Set task
From the records below, extract all the text exactly and leave the images behind.

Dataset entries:
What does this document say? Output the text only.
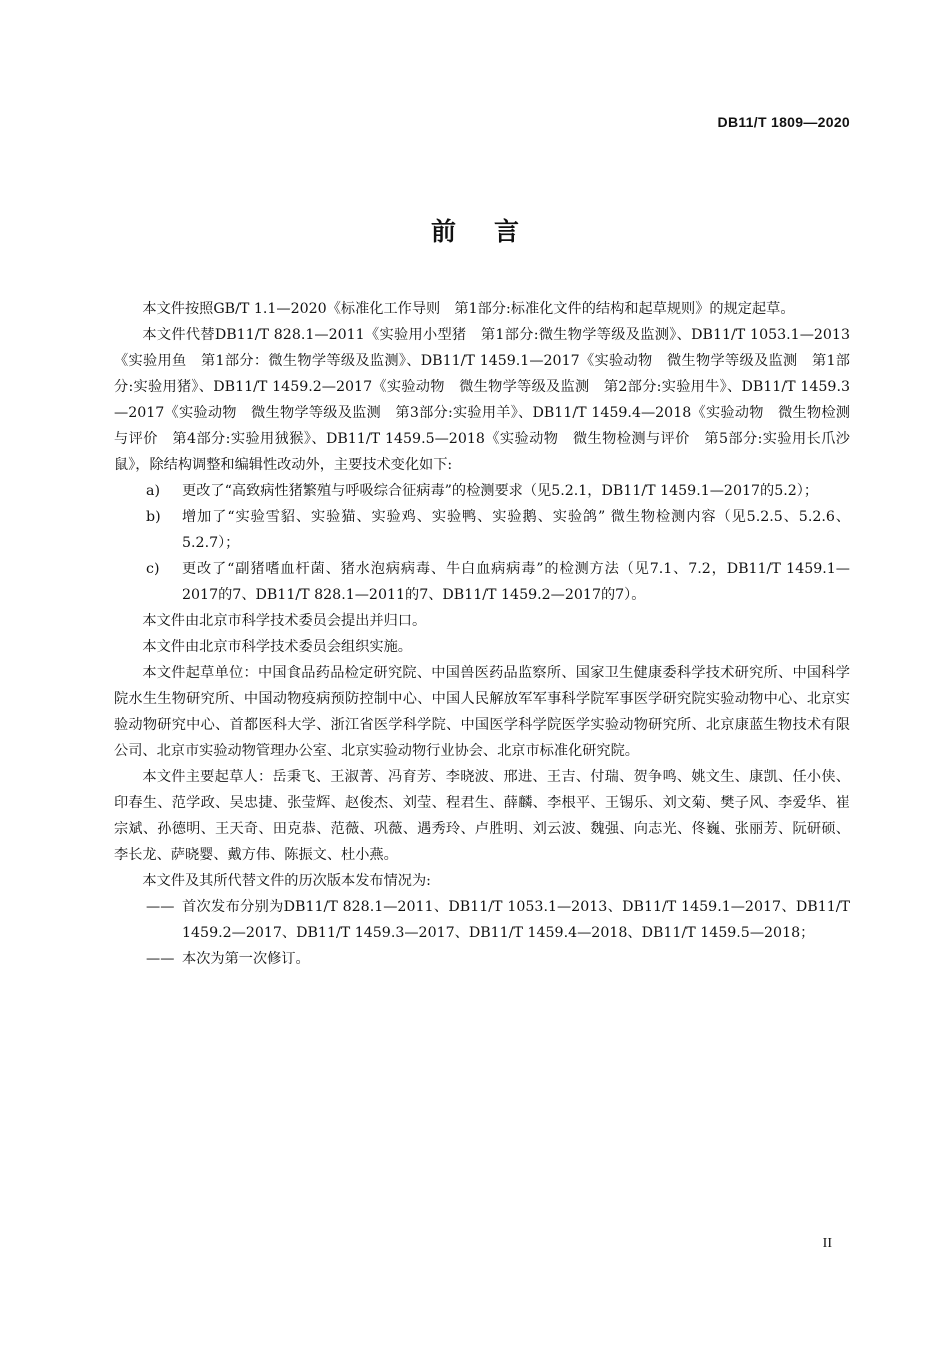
DB11/T 1809—2020
前言

本文件按照GB/T 1.1—2020《标准化工作导则　第1部分:标准化文件的结构和起草规则》的规定起草。

本文件代替DB11/T 828.1—2011《实验用小型猪　第1部分:微生物学等级及监测》、DB11/T 1053.1—2013《实验用鱼　第1部分：微生物学等级及监测》、DB11/T 1459.1—2017《实验动物　微生物学等级及监测　第1部分:实验用猪》、DB11/T 1459.2—2017《实验动物　微生物学等级及监测　第2部分:实验用牛》、DB11/T 1459.3—2017《实验动物　微生物学等级及监测　第3部分:实验用羊》、DB11/T 1459.4—2018《实验动物　微生物检测与评价　第4部分:实验用狨猴》、DB11/T 1459.5—2018《实验动物　微生物检测与评价　第5部分:实验用长爪沙鼠》，除结构调整和编辑性改动外，主要技术变化如下:

a)	更改了“高致病性猪繁殖与呼吸综合征病毒”的检测要求（见5.2.1，DB11/T 1459.1—2017的5.2）；
b)	增加了“实验雪貂、实验猫、实验鸡、实验鸭、实验鹅、实验鸽” 微生物检测内容（见5.2.5、5.2.6、5.2.7）；
c)	更改了“副猪嗜血杆菌、猪水泡病病毒、牛白血病病毒”的检测方法（见7.1、7.2，DB11/T 1459.1—2017的7、DB11/T 828.1—2011的7、DB11/T 1459.2—2017的7）。

本文件由北京市科学技术委员会提出并归口。

本文件由北京市科学技术委员会组织实施。

本文件起草单位：中国食品药品检定研究院、中国兽医药品监察所、国家卫生健康委科学技术研究所、中国科学院水生生物研究所、中国动物疫病预防控制中心、中国人民解放军军事科学院军事医学研究院实验动物中心、北京实验动物研究中心、首都医科大学、浙江省医学科学院、中国医学科学院医学实验动物研究所、北京康蓝生物技术有限公司、北京市实验动物管理办公室、北京实验动物行业协会、北京市标准化研究院。

本文件主要起草人：岳秉飞、王淑菁、冯育芳、李晓波、邢进、王吉、付瑞、贺争鸣、姚文生、康凯、任小侠、印春生、范学政、吴忠捷、张莹辉、赵俊杰、刘莹、程君生、薛麟、李根平、王锡乐、刘文菊、樊子风、李爱华、崔宗斌、孙德明、王天奇、田克恭、范薇、巩薇、遇秀玲、卢胜明、刘云波、魏强、向志光、佟巍、张丽芳、阮研硕、李长龙、萨晓婴、戴方伟、陈振文、杜小燕。

本文件及其所代替文件的历次版本发布情况为:

—— 首次发布分别为DB11/T 828.1—2011、DB11/T 1053.1—2013、DB11/T 1459.1—2017、DB11/T 1459.2—2017、DB11/T 1459.3—2017、DB11/T 1459.4—2018、DB11/T 1459.5—2018；
—— 本次为第一次修订。
II
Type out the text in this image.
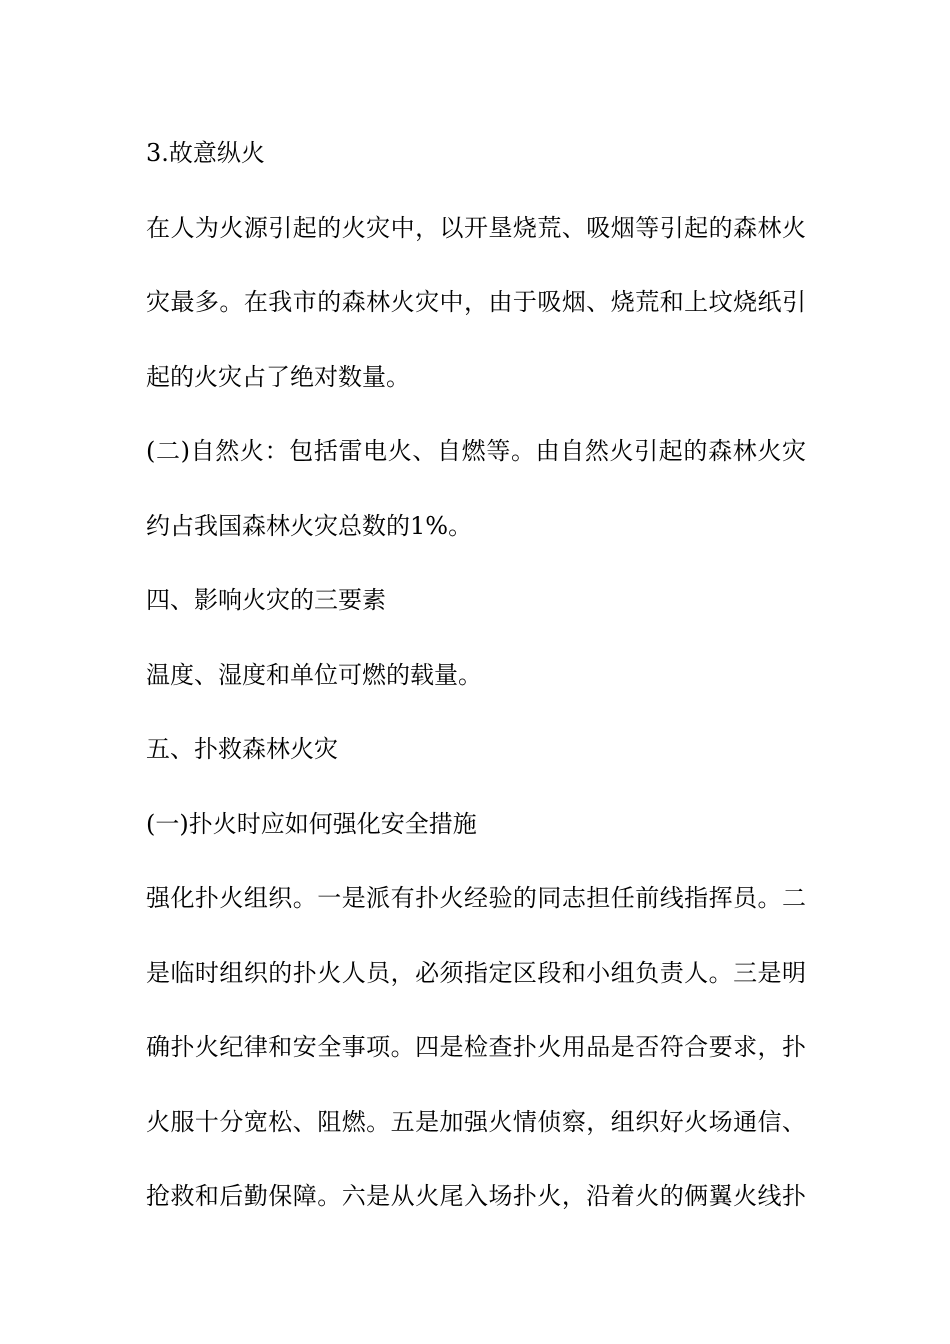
3.故意纵火
在人为火源引起的火灾中，以开垦烧荒、吸烟等引起的森林火
灾最多。在我市的森林火灾中，由于吸烟、烧荒和上坟烧纸引
起的火灾占了绝对数量。
(二)自然火：包括雷电火、自燃等。由自然火引起的森林火灾
约占我国森林火灾总数的1%。
四、影响火灾的三要素
温度、湿度和单位可燃的载量。
五、扑救森林火灾
(一)扑火时应如何强化安全措施
强化扑火组织。一是派有扑火经验的同志担任前线指挥员。二
是临时组织的扑火人员，必须指定区段和小组负责人。三是明
确扑火纪律和安全事项。四是检查扑火用品是否符合要求，扑
火服十分宽松、阻燃。五是加强火情侦察，组织好火场通信、
抢救和后勤保障。六是从火尾入场扑火，沿着火的俩翼火线扑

Correct result
What does this document say? Output the text only.
DB11/T 1809—2020
前言

本文件按照GB/T 1.1—2020《标准化工作导则　第1部分:标准化文件的结构和起草规则》的规定起草。

本文件代替DB11/T 828.1—2011《实验用小型猪　第1部分:微生物学等级及监测》、DB11/T 1053.1—2013《实验用鱼　第1部分：微生物学等级及监测》、DB11/T 1459.1—2017《实验动物　微生物学等级及监测　第1部分:实验用猪》、DB11/T 1459.2—2017《实验动物　微生物学等级及监测　第2部分:实验用牛》、DB11/T 1459.3—2017《实验动物　微生物学等级及监测　第3部分:实验用羊》、DB11/T 1459.4—2018《实验动物　微生物检测与评价　第4部分:实验用狨猴》、DB11/T 1459.5—2018《实验动物　微生物检测与评价　第5部分:实验用长爪沙鼠》，除结构调整和编辑性改动外，主要技术变化如下:

a)	更改了“高致病性猪繁殖与呼吸综合征病毒”的检测要求（见5.2.1，DB11/T 1459.1—2017的5.2）；
b)	增加了“实验雪貂、实验猫、实验鸡、实验鸭、实验鹅、实验鸽” 微生物检测内容（见5.2.5、5.2.6、5.2.7）；
c)	更改了“副猪嗜血杆菌、猪水泡病病毒、牛白血病病毒”的检测方法（见7.1、7.2，DB11/T 1459.1—2017的7、DB11/T 828.1—2011的7、DB11/T 1459.2—2017的7）。

本文件由北京市科学技术委员会提出并归口。

本文件由北京市科学技术委员会组织实施。

本文件起草单位：中国食品药品检定研究院、中国兽医药品监察所、国家卫生健康委科学技术研究所、中国科学院水生生物研究所、中国动物疫病预防控制中心、中国人民解放军军事科学院军事医学研究院实验动物中心、北京实验动物研究中心、首都医科大学、浙江省医学科学院、中国医学科学院医学实验动物研究所、北京康蓝生物技术有限公司、北京市实验动物管理办公室、北京实验动物行业协会、北京市标准化研究院。

本文件主要起草人：岳秉飞、王淑菁、冯育芳、李晓波、邢进、王吉、付瑞、贺争鸣、姚文生、康凯、任小侠、印春生、范学政、吴忠捷、张莹辉、赵俊杰、刘莹、程君生、薛麟、李根平、王锡乐、刘文菊、樊子风、李爱华、崔宗斌、孙德明、王天奇、田克恭、范薇、巩薇、遇秀玲、卢胜明、刘云波、魏强、向志光、佟巍、张丽芳、阮研硕、李长龙、萨晓婴、戴方伟、陈振文、杜小燕。

本文件及其所代替文件的历次版本发布情况为:

—— 首次发布分别为DB11/T 828.1—2011、DB11/T 1053.1—2013、DB11/T 1459.1—2017、DB11/T 1459.2—2017、DB11/T 1459.3—2017、DB11/T 1459.4—2018、DB11/T 1459.5—2018；
—— 本次为第一次修订。
II
Type out the text in this image.
3.故意纵火
在人为火源引起的火灾中，以开垦烧荒、吸烟等引起的森林火
灾最多。在我市的森林火灾中，由于吸烟、烧荒和上坟烧纸引
起的火灾占了绝对数量。
(二)自然火：包括雷电火、自燃等。由自然火引起的森林火灾
约占我国森林火灾总数的1%。
四、影响火灾的三要素
温度、湿度和单位可燃的载量。
五、扑救森林火灾
(一)扑火时应如何强化安全措施
强化扑火组织。一是派有扑火经验的同志担任前线指挥员。二
是临时组织的扑火人员，必须指定区段和小组负责人。三是明
确扑火纪律和安全事项。四是检查扑火用品是否符合要求，扑
火服十分宽松、阻燃。五是加强火情侦察，组织好火场通信、
抢救和后勤保障。六是从火尾入场扑火，沿着火的俩翼火线扑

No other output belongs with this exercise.